▶ _Task instructions_
Please transcribe the listing below in full and word for word, without its pictures.

▶ _Extracted data_
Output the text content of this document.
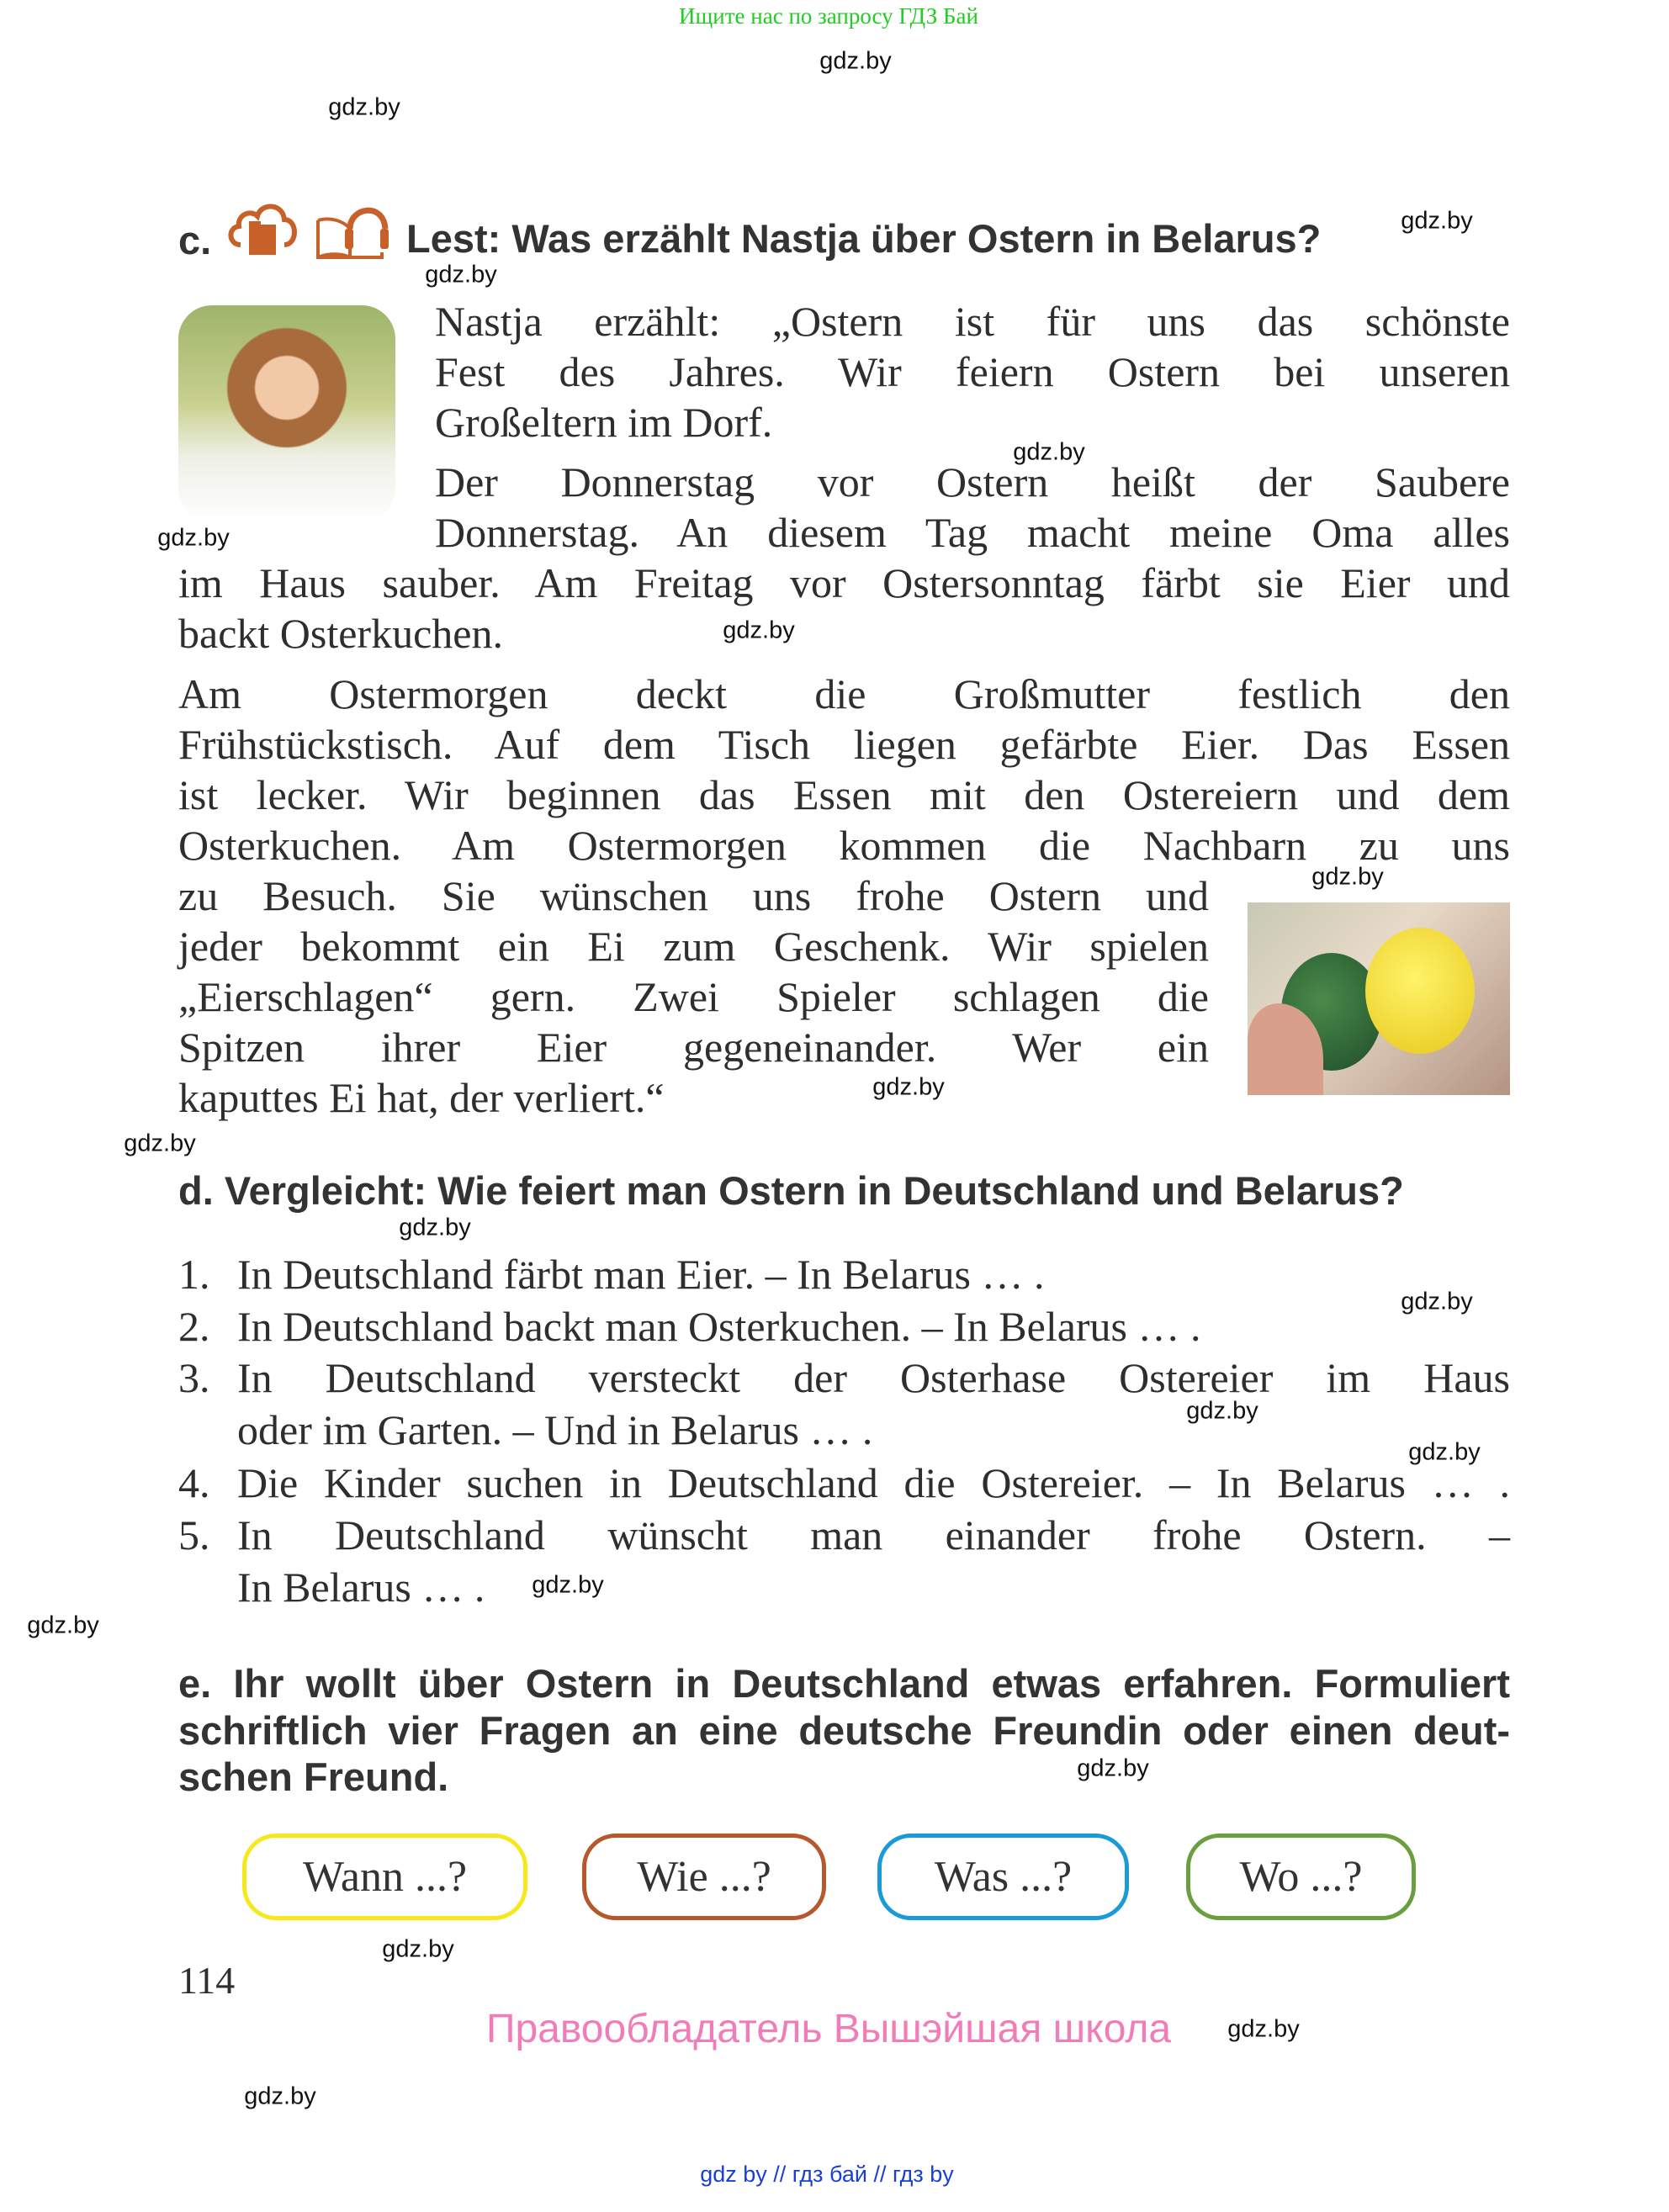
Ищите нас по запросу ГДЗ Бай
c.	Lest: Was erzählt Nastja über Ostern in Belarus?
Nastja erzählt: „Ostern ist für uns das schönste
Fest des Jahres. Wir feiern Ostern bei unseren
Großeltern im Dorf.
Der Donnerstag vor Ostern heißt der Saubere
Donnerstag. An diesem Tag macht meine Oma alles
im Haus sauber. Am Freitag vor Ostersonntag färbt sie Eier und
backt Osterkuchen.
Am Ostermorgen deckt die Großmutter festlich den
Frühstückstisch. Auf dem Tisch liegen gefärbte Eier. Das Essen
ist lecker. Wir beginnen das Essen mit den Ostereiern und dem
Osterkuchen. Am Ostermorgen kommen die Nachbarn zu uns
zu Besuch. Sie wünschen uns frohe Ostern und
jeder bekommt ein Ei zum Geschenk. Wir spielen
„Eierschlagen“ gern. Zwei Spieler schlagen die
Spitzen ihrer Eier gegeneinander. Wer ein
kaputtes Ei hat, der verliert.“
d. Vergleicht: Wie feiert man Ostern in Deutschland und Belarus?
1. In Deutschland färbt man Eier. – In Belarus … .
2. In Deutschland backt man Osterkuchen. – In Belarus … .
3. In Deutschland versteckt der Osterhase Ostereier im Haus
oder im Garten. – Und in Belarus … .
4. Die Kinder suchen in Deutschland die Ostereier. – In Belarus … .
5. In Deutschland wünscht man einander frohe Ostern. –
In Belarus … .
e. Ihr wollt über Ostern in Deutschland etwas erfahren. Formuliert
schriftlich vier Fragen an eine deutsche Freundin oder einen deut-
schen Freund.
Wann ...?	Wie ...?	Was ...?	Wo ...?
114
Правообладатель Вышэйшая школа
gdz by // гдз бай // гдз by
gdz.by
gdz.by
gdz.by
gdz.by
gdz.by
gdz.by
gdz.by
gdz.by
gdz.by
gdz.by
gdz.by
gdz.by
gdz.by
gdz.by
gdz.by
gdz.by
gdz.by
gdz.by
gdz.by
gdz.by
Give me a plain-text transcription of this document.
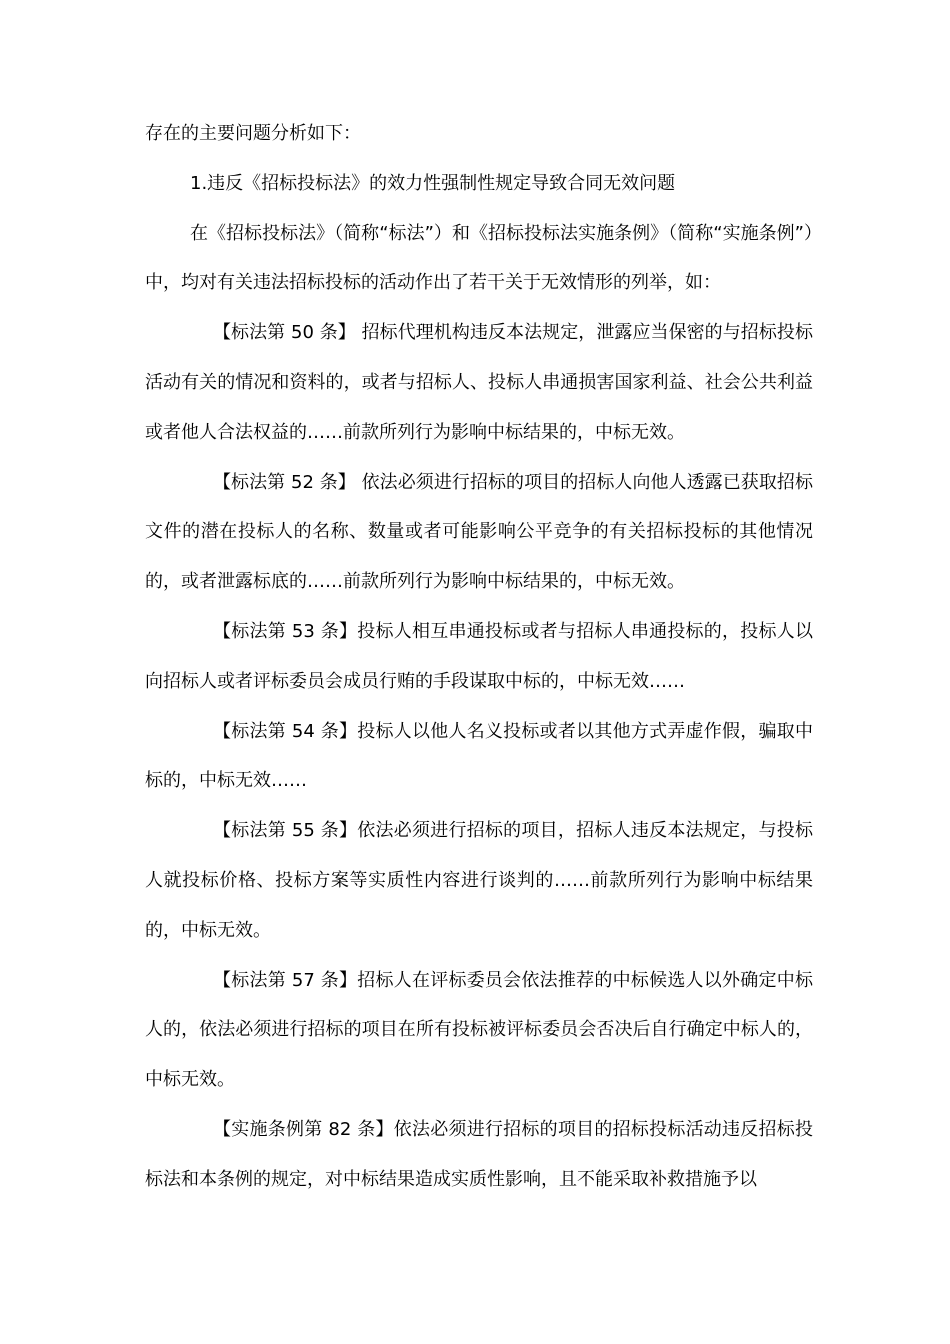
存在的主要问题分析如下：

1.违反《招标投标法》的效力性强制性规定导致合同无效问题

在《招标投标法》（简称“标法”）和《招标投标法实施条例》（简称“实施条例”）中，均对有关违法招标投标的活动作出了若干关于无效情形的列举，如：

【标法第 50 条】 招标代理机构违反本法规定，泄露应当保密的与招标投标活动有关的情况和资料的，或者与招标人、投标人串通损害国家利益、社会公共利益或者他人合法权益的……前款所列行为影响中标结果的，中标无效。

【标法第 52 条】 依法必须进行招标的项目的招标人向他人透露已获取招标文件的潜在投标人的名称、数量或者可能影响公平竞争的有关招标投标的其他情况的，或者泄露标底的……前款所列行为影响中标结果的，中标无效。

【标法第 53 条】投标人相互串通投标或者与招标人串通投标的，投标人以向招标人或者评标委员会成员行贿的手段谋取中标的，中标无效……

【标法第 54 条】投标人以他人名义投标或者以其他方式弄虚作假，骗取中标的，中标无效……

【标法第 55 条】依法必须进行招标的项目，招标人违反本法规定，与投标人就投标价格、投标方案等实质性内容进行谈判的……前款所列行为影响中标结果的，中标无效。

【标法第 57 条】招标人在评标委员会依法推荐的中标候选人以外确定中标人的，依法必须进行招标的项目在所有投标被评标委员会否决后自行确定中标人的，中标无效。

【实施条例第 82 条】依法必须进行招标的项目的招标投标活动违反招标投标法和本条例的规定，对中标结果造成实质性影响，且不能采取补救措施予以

▶ _Correct response_
Output the text content of this document.
Ищите нас по запросу ГДЗ Бай
c.	Lest: Was erzählt Nastja über Ostern in Belarus?
Nastja erzählt: „Ostern ist für uns das schönste
Fest des Jahres. Wir feiern Ostern bei unseren
Großeltern im Dorf.
Der Donnerstag vor Ostern heißt der Saubere
Donnerstag. An diesem Tag macht meine Oma alles
im Haus sauber. Am Freitag vor Ostersonntag färbt sie Eier und
backt Osterkuchen.
Am Ostermorgen deckt die Großmutter festlich den
Frühstückstisch. Auf dem Tisch liegen gefärbte Eier. Das Essen
ist lecker. Wir beginnen das Essen mit den Ostereiern und dem
Osterkuchen. Am Ostermorgen kommen die Nachbarn zu uns
zu Besuch. Sie wünschen uns frohe Ostern und
jeder bekommt ein Ei zum Geschenk. Wir spielen
„Eierschlagen“ gern. Zwei Spieler schlagen die
Spitzen ihrer Eier gegeneinander. Wer ein
kaputtes Ei hat, der verliert.“
d. Vergleicht: Wie feiert man Ostern in Deutschland und Belarus?
1. In Deutschland färbt man Eier. – In Belarus … .
2. In Deutschland backt man Osterkuchen. – In Belarus … .
3. In Deutschland versteckt der Osterhase Ostereier im Haus
oder im Garten. – Und in Belarus … .
4. Die Kinder suchen in Deutschland die Ostereier. – In Belarus … .
5. In Deutschland wünscht man einander frohe Ostern. –
In Belarus … .
e. Ihr wollt über Ostern in Deutschland etwas erfahren. Formuliert
schriftlich vier Fragen an eine deutsche Freundin oder einen deut-
schen Freund.
Wann ...?	Wie ...?	Was ...?	Wo ...?
114
Правообладатель Вышэйшая школа
gdz by // гдз бай // гдз by
gdz.by
gdz.by
gdz.by
gdz.by
gdz.by
gdz.by
gdz.by
gdz.by
gdz.by
gdz.by
gdz.by
gdz.by
gdz.by
gdz.by
gdz.by
gdz.by
gdz.by
gdz.by
gdz.by
gdz.by
Give me a plain-text transcription of this document.
存在的主要问题分析如下：

1.违反《招标投标法》的效力性强制性规定导致合同无效问题

在《招标投标法》（简称“标法”）和《招标投标法实施条例》（简称“实施条例”）中，均对有关违法招标投标的活动作出了若干关于无效情形的列举，如：

【标法第 50 条】 招标代理机构违反本法规定，泄露应当保密的与招标投标活动有关的情况和资料的，或者与招标人、投标人串通损害国家利益、社会公共利益或者他人合法权益的……前款所列行为影响中标结果的，中标无效。

【标法第 52 条】 依法必须进行招标的项目的招标人向他人透露已获取招标文件的潜在投标人的名称、数量或者可能影响公平竞争的有关招标投标的其他情况的，或者泄露标底的……前款所列行为影响中标结果的，中标无效。

【标法第 53 条】投标人相互串通投标或者与招标人串通投标的，投标人以向招标人或者评标委员会成员行贿的手段谋取中标的，中标无效……

【标法第 54 条】投标人以他人名义投标或者以其他方式弄虚作假，骗取中标的，中标无效……

【标法第 55 条】依法必须进行招标的项目，招标人违反本法规定，与投标人就投标价格、投标方案等实质性内容进行谈判的……前款所列行为影响中标结果的，中标无效。

【标法第 57 条】招标人在评标委员会依法推荐的中标候选人以外确定中标人的，依法必须进行招标的项目在所有投标被评标委员会否决后自行确定中标人的，中标无效。

【实施条例第 82 条】依法必须进行招标的项目的招标投标活动违反招标投标法和本条例的规定，对中标结果造成实质性影响，且不能采取补救措施予以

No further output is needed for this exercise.